Repeat every entry in the listing below, exactly.

Data for this exercise
[Start]
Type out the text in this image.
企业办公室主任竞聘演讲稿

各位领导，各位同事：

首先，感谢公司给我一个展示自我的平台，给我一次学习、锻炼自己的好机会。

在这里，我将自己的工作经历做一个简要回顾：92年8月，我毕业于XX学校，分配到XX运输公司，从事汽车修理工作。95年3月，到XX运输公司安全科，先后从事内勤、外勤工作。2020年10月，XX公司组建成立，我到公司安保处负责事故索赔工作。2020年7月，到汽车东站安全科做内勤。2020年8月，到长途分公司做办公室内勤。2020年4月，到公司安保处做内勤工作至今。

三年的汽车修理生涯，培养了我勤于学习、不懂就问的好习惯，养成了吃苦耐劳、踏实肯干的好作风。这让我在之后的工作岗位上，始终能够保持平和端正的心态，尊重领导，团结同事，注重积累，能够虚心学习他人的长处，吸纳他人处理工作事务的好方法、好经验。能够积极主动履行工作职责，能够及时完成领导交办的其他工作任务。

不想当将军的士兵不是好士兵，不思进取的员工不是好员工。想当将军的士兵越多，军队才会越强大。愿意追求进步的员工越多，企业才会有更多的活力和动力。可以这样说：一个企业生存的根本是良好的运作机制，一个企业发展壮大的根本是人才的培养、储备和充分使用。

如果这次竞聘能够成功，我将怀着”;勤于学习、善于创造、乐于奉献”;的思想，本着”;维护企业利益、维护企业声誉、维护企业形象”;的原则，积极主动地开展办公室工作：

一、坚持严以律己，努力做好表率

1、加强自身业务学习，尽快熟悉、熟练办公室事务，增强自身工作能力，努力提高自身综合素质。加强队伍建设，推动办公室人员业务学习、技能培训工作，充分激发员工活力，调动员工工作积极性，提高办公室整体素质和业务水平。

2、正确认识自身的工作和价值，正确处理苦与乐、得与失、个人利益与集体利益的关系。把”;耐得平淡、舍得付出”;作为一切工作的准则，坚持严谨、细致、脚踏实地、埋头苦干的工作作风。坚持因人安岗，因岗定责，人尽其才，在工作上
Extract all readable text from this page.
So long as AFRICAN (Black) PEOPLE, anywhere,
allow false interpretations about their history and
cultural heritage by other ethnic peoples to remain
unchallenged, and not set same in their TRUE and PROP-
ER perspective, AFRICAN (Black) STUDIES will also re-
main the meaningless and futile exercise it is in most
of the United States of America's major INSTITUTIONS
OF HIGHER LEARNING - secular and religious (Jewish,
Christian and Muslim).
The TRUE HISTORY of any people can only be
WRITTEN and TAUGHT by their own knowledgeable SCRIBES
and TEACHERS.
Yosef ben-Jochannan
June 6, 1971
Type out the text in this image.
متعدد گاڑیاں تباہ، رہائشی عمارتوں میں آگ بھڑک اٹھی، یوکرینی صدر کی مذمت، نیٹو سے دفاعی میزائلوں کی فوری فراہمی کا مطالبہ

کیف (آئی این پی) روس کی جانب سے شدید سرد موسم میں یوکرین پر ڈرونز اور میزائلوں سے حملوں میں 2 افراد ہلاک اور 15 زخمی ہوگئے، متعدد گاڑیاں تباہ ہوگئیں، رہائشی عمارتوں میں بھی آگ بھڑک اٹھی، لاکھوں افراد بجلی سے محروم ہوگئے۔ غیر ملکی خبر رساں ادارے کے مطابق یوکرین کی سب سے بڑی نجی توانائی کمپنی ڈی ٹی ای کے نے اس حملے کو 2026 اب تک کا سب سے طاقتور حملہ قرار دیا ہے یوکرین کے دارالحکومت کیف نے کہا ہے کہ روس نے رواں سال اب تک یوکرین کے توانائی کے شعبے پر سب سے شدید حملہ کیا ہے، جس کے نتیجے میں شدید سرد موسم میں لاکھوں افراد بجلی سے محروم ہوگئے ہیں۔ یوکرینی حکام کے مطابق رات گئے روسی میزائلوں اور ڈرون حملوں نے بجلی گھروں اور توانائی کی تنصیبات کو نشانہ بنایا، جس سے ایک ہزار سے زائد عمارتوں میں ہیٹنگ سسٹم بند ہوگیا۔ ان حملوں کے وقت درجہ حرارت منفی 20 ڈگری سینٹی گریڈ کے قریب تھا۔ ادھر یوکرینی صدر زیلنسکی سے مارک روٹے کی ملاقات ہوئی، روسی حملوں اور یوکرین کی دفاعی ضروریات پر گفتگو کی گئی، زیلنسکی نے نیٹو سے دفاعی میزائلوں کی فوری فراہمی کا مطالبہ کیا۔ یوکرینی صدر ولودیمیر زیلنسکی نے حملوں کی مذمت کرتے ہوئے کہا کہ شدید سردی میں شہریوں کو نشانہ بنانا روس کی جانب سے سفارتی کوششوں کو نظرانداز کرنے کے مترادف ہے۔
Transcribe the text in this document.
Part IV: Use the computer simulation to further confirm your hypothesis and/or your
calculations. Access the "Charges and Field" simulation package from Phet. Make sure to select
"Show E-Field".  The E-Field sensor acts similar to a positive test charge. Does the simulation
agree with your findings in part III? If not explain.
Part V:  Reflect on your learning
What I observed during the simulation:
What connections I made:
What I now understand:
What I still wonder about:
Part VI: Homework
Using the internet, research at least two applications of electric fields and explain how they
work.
[End]
Result
Type out the text in this image.
企业办公室主任竞聘演讲稿

各位领导，各位同事：

首先，感谢公司给我一个展示自我的平台，给我一次学习、锻炼自己的好机会。

在这里，我将自己的工作经历做一个简要回顾：92年8月，我毕业于XX学校，分配到XX运输公司，从事汽车修理工作。95年3月，到XX运输公司安全科，先后从事内勤、外勤工作。2020年10月，XX公司组建成立，我到公司安保处负责事故索赔工作。2020年7月，到汽车东站安全科做内勤。2020年8月，到长途分公司做办公室内勤。2020年4月，到公司安保处做内勤工作至今。

三年的汽车修理生涯，培养了我勤于学习、不懂就问的好习惯，养成了吃苦耐劳、踏实肯干的好作风。这让我在之后的工作岗位上，始终能够保持平和端正的心态，尊重领导，团结同事，注重积累，能够虚心学习他人的长处，吸纳他人处理工作事务的好方法、好经验。能够积极主动履行工作职责，能够及时完成领导交办的其他工作任务。

不想当将军的士兵不是好士兵，不思进取的员工不是好员工。想当将军的士兵越多，军队才会越强大。愿意追求进步的员工越多，企业才会有更多的活力和动力。可以这样说：一个企业生存的根本是良好的运作机制，一个企业发展壮大的根本是人才的培养、储备和充分使用。

如果这次竞聘能够成功，我将怀着”;勤于学习、善于创造、乐于奉献”;的思想，本着”;维护企业利益、维护企业声誉、维护企业形象”;的原则，积极主动地开展办公室工作：

一、坚持严以律己，努力做好表率

1、加强自身业务学习，尽快熟悉、熟练办公室事务，增强自身工作能力，努力提高自身综合素质。加强队伍建设，推动办公室人员业务学习、技能培训工作，充分激发员工活力，调动员工工作积极性，提高办公室整体素质和业务水平。

2、正确认识自身的工作和价值，正确处理苦与乐、得与失、个人利益与集体利益的关系。把”;耐得平淡、舍得付出”;作为一切工作的准则，坚持严谨、细致、脚踏实地、埋头苦干的工作作风。坚持因人安岗，因岗定责，人尽其才，在工作上
Extract all readable text from this page.
So long as AFRICAN (Black) PEOPLE, anywhere,
allow false interpretations about their history and
cultural heritage by other ethnic peoples to remain
unchallenged, and not set same in their TRUE and PROP-
ER perspective, AFRICAN (Black) STUDIES will also re-
main the meaningless and futile exercise it is in most
of the United States of America's major INSTITUTIONS
OF HIGHER LEARNING - secular and religious (Jewish,
Christian and Muslim).
The TRUE HISTORY of any people can only be
WRITTEN and TAUGHT by their own knowledgeable SCRIBES
and TEACHERS.
Yosef ben-Jochannan
June 6, 1971
Type out the text in this image.
متعدد گاڑیاں تباہ، رہائشی عمارتوں میں آگ بھڑک اٹھی، یوکرینی صدر کی مذمت، نیٹو سے دفاعی میزائلوں کی فوری فراہمی کا مطالبہ

کیف (آئی این پی) روس کی جانب سے شدید سرد موسم میں یوکرین پر ڈرونز اور میزائلوں سے حملوں میں 2 افراد ہلاک اور 15 زخمی ہوگئے، متعدد گاڑیاں تباہ ہوگئیں، رہائشی عمارتوں میں بھی آگ بھڑک اٹھی، لاکھوں افراد بجلی سے محروم ہوگئے۔ غیر ملکی خبر رساں ادارے کے مطابق یوکرین کی سب سے بڑی نجی توانائی کمپنی ڈی ٹی ای کے نے اس حملے کو 2026 اب تک کا سب سے طاقتور حملہ قرار دیا ہے یوکرین کے دارالحکومت کیف نے کہا ہے کہ روس نے رواں سال اب تک یوکرین کے توانائی کے شعبے پر سب سے شدید حملہ کیا ہے، جس کے نتیجے میں شدید سرد موسم میں لاکھوں افراد بجلی سے محروم ہوگئے ہیں۔ یوکرینی حکام کے مطابق رات گئے روسی میزائلوں اور ڈرون حملوں نے بجلی گھروں اور توانائی کی تنصیبات کو نشانہ بنایا، جس سے ایک ہزار سے زائد عمارتوں میں ہیٹنگ سسٹم بند ہوگیا۔ ان حملوں کے وقت درجہ حرارت منفی 20 ڈگری سینٹی گریڈ کے قریب تھا۔ ادھر یوکرینی صدر زیلنسکی سے مارک روٹے کی ملاقات ہوئی، روسی حملوں اور یوکرین کی دفاعی ضروریات پر گفتگو کی گئی، زیلنسکی نے نیٹو سے دفاعی میزائلوں کی فوری فراہمی کا مطالبہ کیا۔ یوکرینی صدر ولودیمیر زیلنسکی نے حملوں کی مذمت کرتے ہوئے کہا کہ شدید سردی میں شہریوں کو نشانہ بنانا روس کی جانب سے سفارتی کوششوں کو نظرانداز کرنے کے مترادف ہے۔
Transcribe the text in this document.
Part IV: Use the computer simulation to further confirm your hypothesis and/or your
calculations. Access the "Charges and Field" simulation package from Phet. Make sure to select
"Show E-Field".  The E-Field sensor acts similar to a positive test charge. Does the simulation
agree with your findings in part III? If not explain.
Part V:  Reflect on your learning
What I observed during the simulation:
What connections I made:
What I now understand:
What I still wonder about:
Part VI: Homework
Using the internet, research at least two applications of electric fields and explain how they
work.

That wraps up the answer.